[Dataset records]

(begin)

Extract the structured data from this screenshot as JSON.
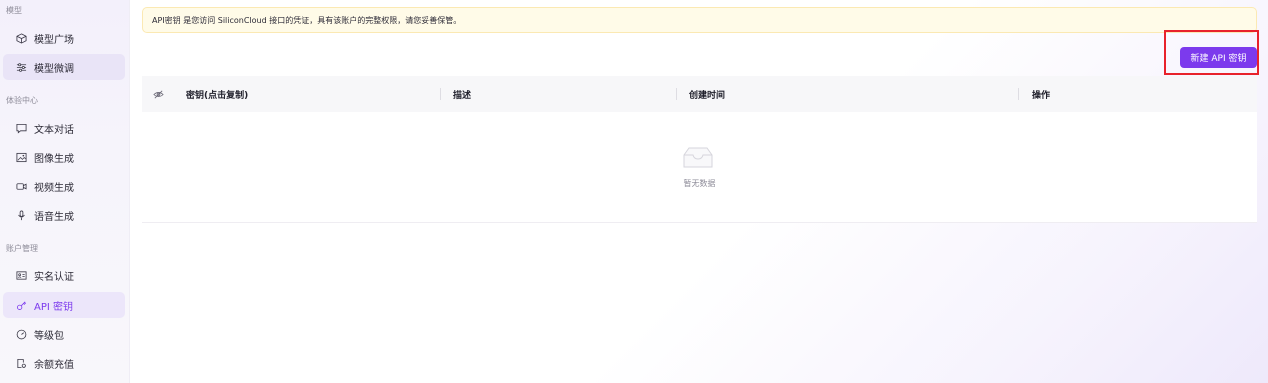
{
  "sidebar": {
    "sections": [
      {
        "label": "模型"
      },
      {
        "label": "体验中心"
      },
      {
        "label": "账户管理"
      }
    ],
    "items": [
      {
        "label": "模型广场",
        "icon": "cube-icon"
      },
      {
        "label": "模型微调",
        "icon": "sliders-icon"
      },
      {
        "label": "文本对话",
        "icon": "chat-icon"
      },
      {
        "label": "图像生成",
        "icon": "image-icon"
      },
      {
        "label": "视频生成",
        "icon": "video-icon"
      },
      {
        "label": "语音生成",
        "icon": "microphone-icon"
      },
      {
        "label": "实名认证",
        "icon": "id-card-icon"
      },
      {
        "label": "API 密钥",
        "icon": "key-icon"
      },
      {
        "label": "等级包",
        "icon": "gauge-icon"
      },
      {
        "label": "余额充值",
        "icon": "wallet-icon"
      }
    ],
    "active_item": "API 密钥"
  },
  "notice": {
    "text": "API密钥 是您访问 SiliconCloud 接口的凭证，具有该账户的完整权限，请您妥善保管。"
  },
  "toolbar": {
    "new_key_label": "新建 API 密钥"
  },
  "table": {
    "columns": [
      {
        "label": "密钥(点击复制)"
      },
      {
        "label": "描述"
      },
      {
        "label": "创建时间"
      },
      {
        "label": "操作"
      }
    ],
    "rows": [],
    "empty_text": "暂无数据"
  },
  "colors": {
    "accent": "#7c3aed",
    "highlight_box": "#e8222b",
    "notice_bg": "#fffbe8"
  }
}
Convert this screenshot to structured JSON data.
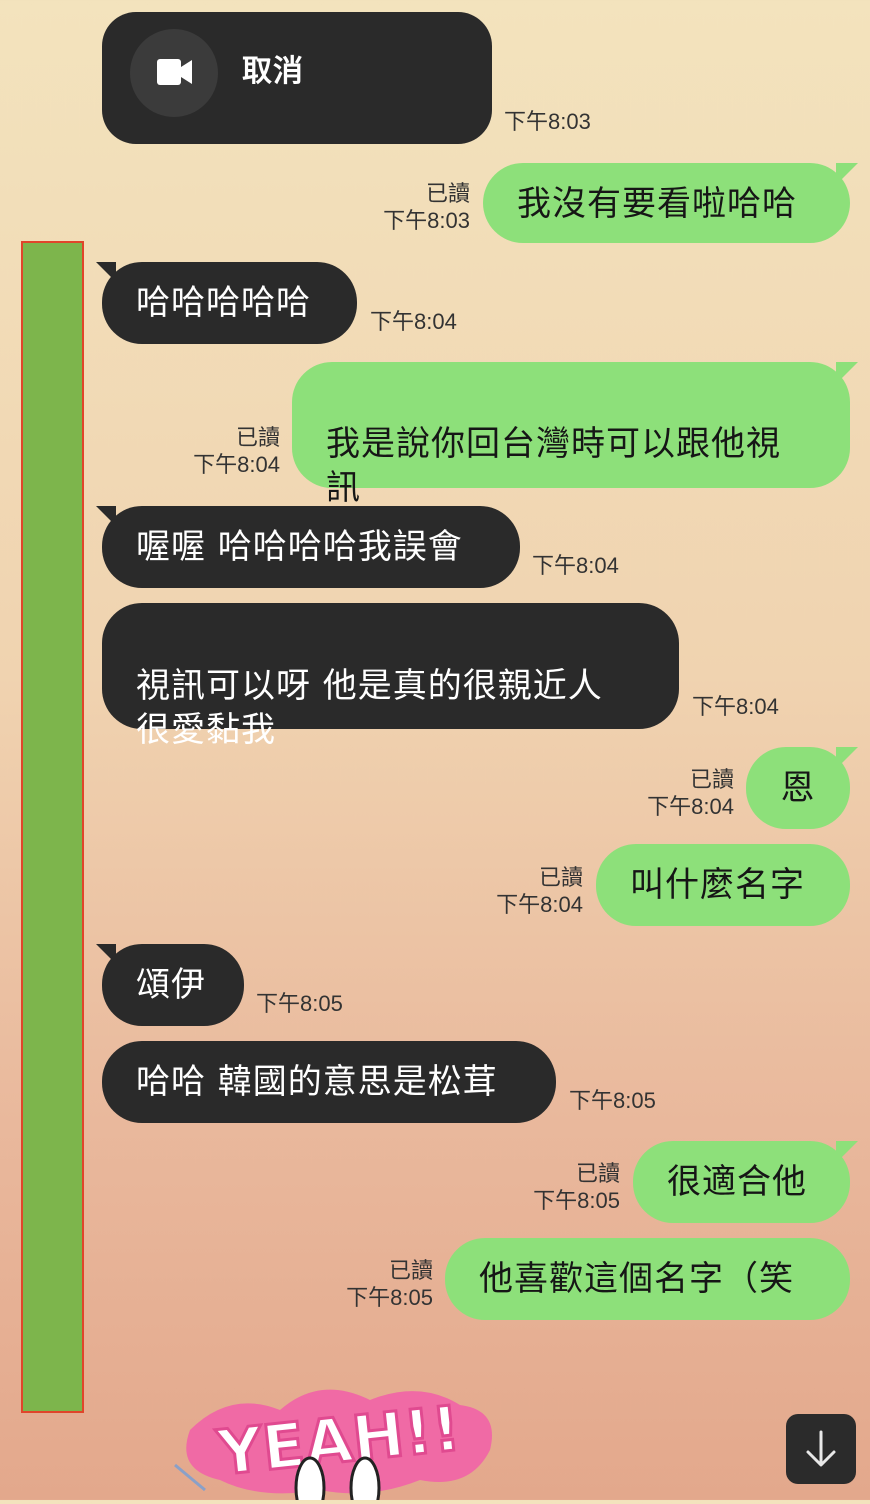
{
  "call_card": {
    "label": "取消",
    "icon": "video-camera-icon",
    "time": "下午8:03"
  },
  "messages": [
    {
      "dir": "out",
      "text": "我沒有要看啦哈哈",
      "read": "已讀",
      "time": "下午8:03"
    },
    {
      "dir": "in",
      "text": "哈哈哈哈哈",
      "time": "下午8:04"
    },
    {
      "dir": "out",
      "text": "我是說你回台灣時可以跟他視\n訊",
      "read": "已讀",
      "time": "下午8:04"
    },
    {
      "dir": "in",
      "text": "喔喔 哈哈哈哈我誤會",
      "time": "下午8:04"
    },
    {
      "dir": "in",
      "text": "視訊可以呀 他是真的很親近人\n很愛黏我",
      "time": "下午8:04"
    },
    {
      "dir": "out",
      "text": "恩",
      "read": "已讀",
      "time": "下午8:04"
    },
    {
      "dir": "out",
      "text": "叫什麼名字",
      "read": "已讀",
      "time": "下午8:04"
    },
    {
      "dir": "in",
      "text": "頌伊",
      "time": "下午8:05"
    },
    {
      "dir": "in",
      "text": "哈哈 韓國的意思是松茸",
      "time": "下午8:05"
    },
    {
      "dir": "out",
      "text": "很適合他",
      "read": "已讀",
      "time": "下午8:05"
    },
    {
      "dir": "out",
      "text": "他喜歡這個名字（笑",
      "read": "已讀",
      "time": "下午8:05"
    }
  ],
  "sticker": {
    "text": "YEAH!!",
    "icon": "bunny-sticker-icon"
  },
  "scroll_button": {
    "icon": "arrow-down-icon"
  },
  "colors": {
    "outgoing": "#8de07a",
    "incoming": "#2a2a2a",
    "redaction": "#7db54c"
  }
}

(end)

Written exercise
Pull out every line above that holds the word "video".

Solution to this exercise
        "icon": "video-icon"
    "icon": "video-camera-icon",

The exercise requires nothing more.